━━ Dataset records ━━

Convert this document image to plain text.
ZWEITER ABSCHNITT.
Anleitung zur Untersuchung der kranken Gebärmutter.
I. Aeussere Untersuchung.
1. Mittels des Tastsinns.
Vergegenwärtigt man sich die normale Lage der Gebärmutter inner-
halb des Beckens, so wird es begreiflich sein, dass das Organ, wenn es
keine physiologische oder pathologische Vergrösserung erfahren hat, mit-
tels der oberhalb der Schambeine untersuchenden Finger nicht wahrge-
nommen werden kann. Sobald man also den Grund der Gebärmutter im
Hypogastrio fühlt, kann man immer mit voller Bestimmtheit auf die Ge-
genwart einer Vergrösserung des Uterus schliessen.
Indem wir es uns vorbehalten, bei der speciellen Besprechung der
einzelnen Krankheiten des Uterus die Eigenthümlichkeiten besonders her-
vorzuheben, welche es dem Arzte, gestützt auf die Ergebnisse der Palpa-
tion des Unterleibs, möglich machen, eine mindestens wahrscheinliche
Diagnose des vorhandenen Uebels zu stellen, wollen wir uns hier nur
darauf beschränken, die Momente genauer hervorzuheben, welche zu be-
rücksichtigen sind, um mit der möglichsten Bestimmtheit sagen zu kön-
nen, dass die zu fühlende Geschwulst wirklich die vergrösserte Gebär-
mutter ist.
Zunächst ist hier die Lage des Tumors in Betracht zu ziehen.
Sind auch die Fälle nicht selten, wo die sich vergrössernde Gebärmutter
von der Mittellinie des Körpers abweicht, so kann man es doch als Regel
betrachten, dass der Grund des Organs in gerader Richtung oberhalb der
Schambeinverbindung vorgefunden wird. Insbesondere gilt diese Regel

━━━

- [Exercise instructions]:
Wherever the word "kann" appears in the entries above, copy that line.

- [Solution to the exercise]:
nommen werden kann. Sobald man also den Grund der Gebärmutter im
Hypogastrio fühlt, kann man immer mit voller Bestimmtheit auf die Ge-
von der Mittellinie des Körpers abweicht, so kann man es doch als Regel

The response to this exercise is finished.